> _WORK TO BE COMPLETED_: Check every line of the entries for "avatar", and copy the lines that hold it.

-------- DATA LISTING --------

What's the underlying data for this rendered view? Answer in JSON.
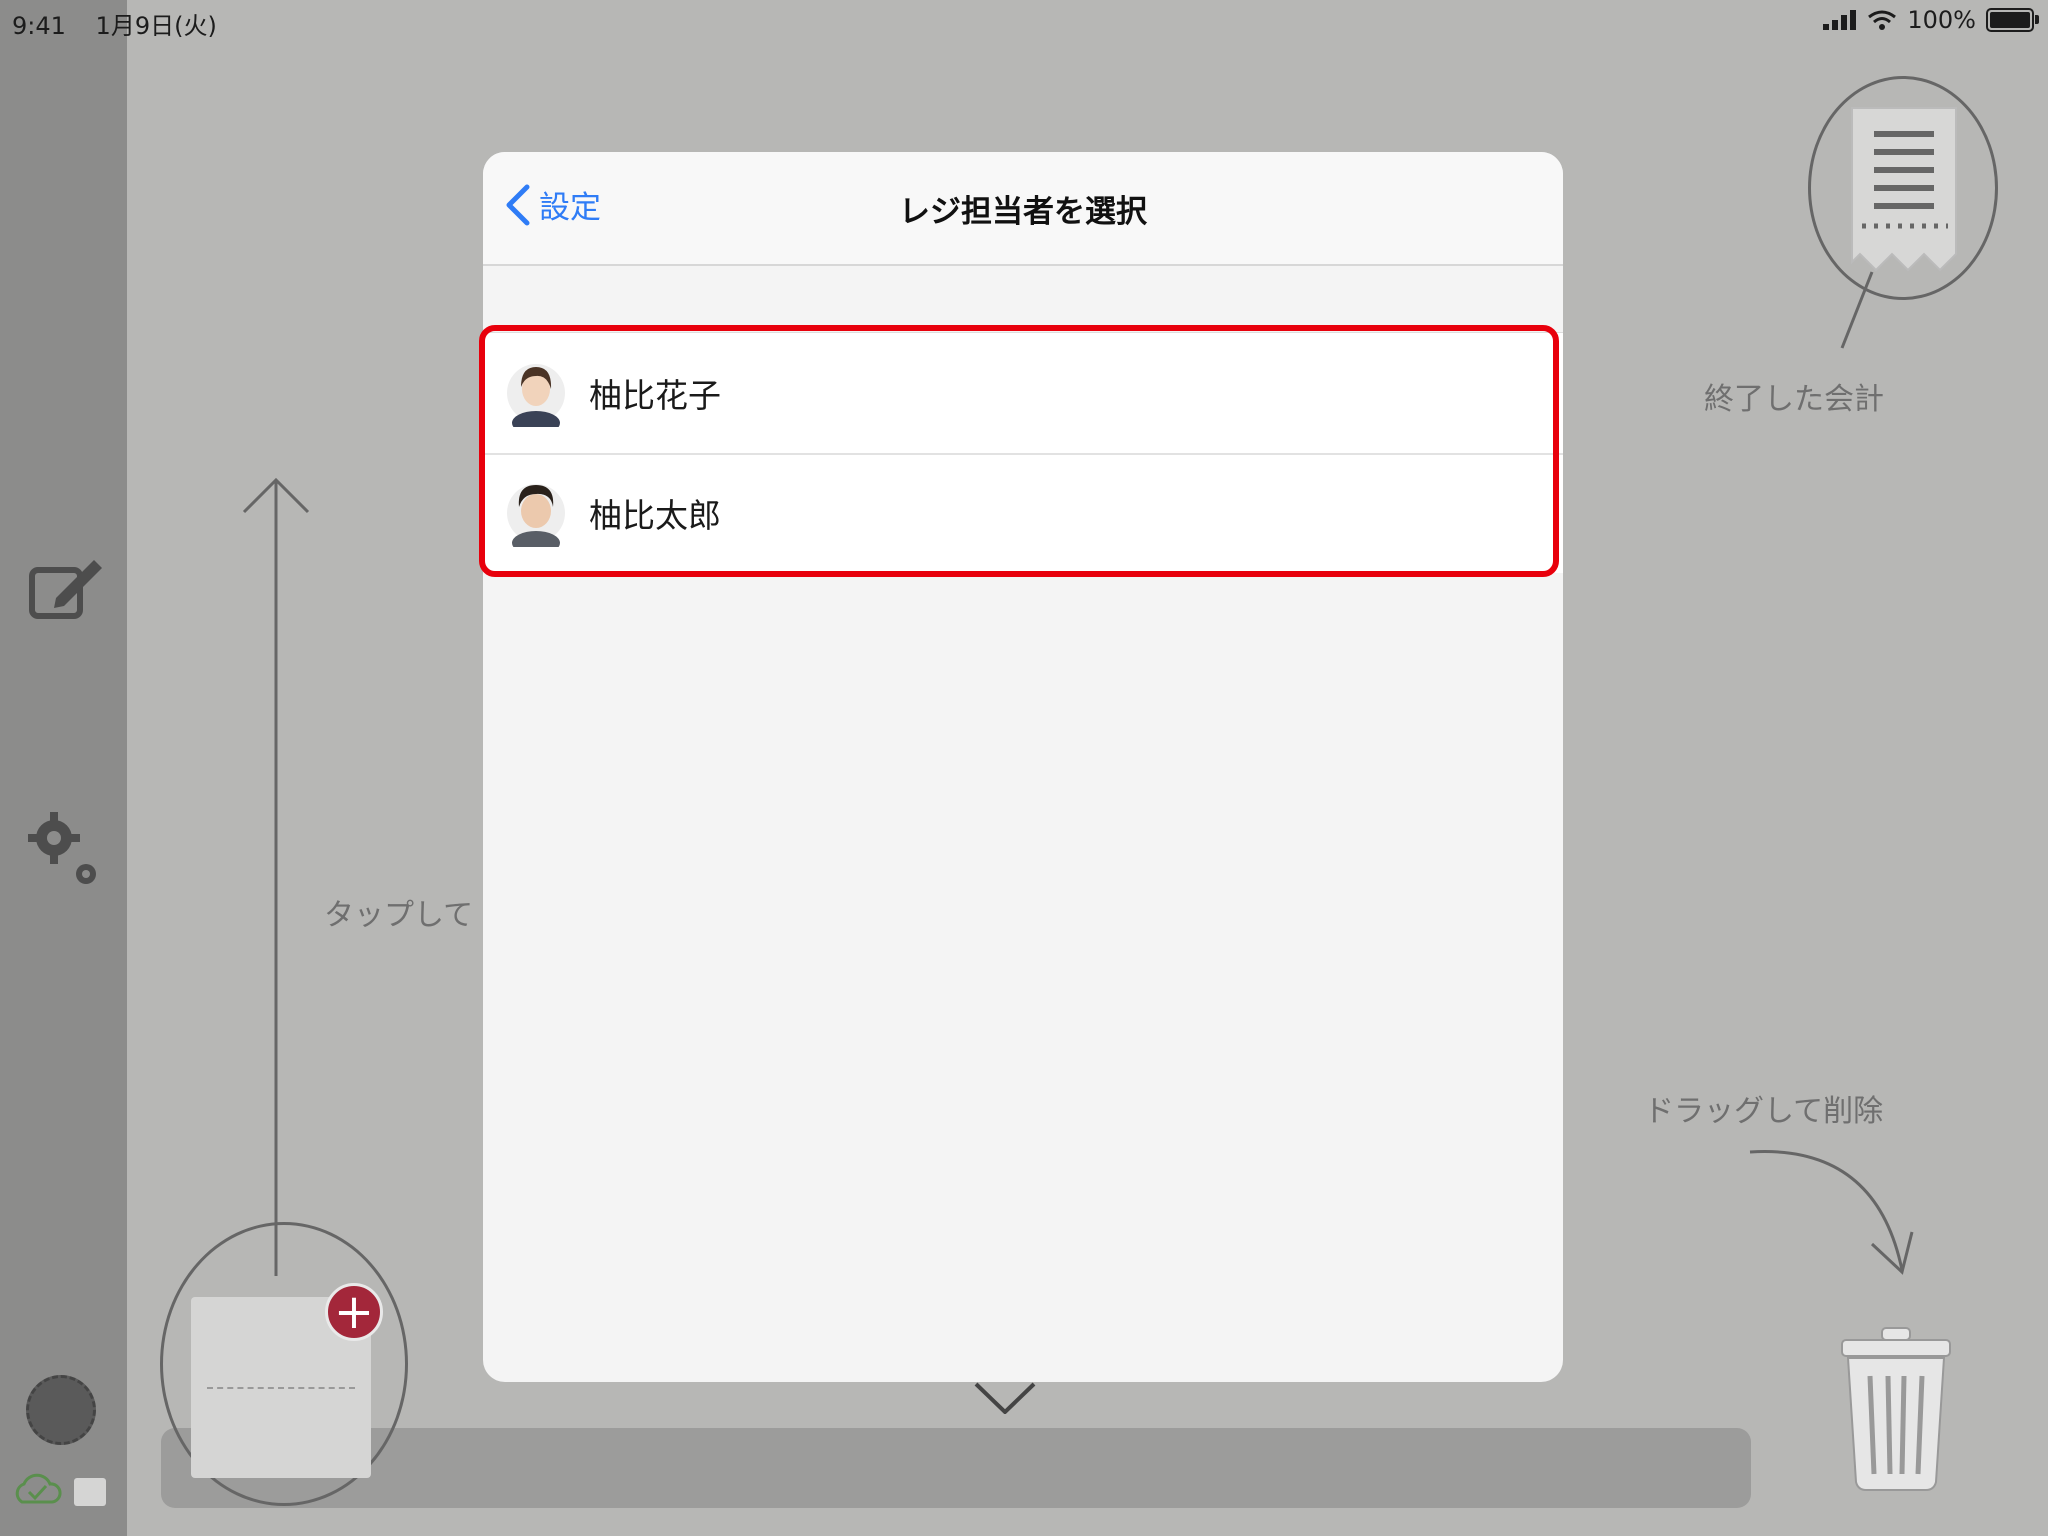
{
  "status_bar": {
    "time": "9:41",
    "date": "1月9日(火)",
    "battery_text": "100%"
  },
  "background": {
    "completed_label": "終了した会計",
    "tap_hint": "タップして",
    "drag_delete_label": "ドラッグして削除"
  },
  "modal": {
    "back_label": "設定",
    "title": "レジ担当者を選択",
    "staff": [
      {
        "name": "柚比花子",
        "avatar": "female-avatar"
      },
      {
        "name": "柚比太郎",
        "avatar": "male-avatar"
      }
    ]
  },
  "colors": {
    "accent": "#2f7cf6",
    "highlight": "#e8000c",
    "badge": "#a3273a"
  }
}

--------

> _WRITTEN ANSWER_:
        "avatar": "female-avatar"
        "avatar": "male-avatar"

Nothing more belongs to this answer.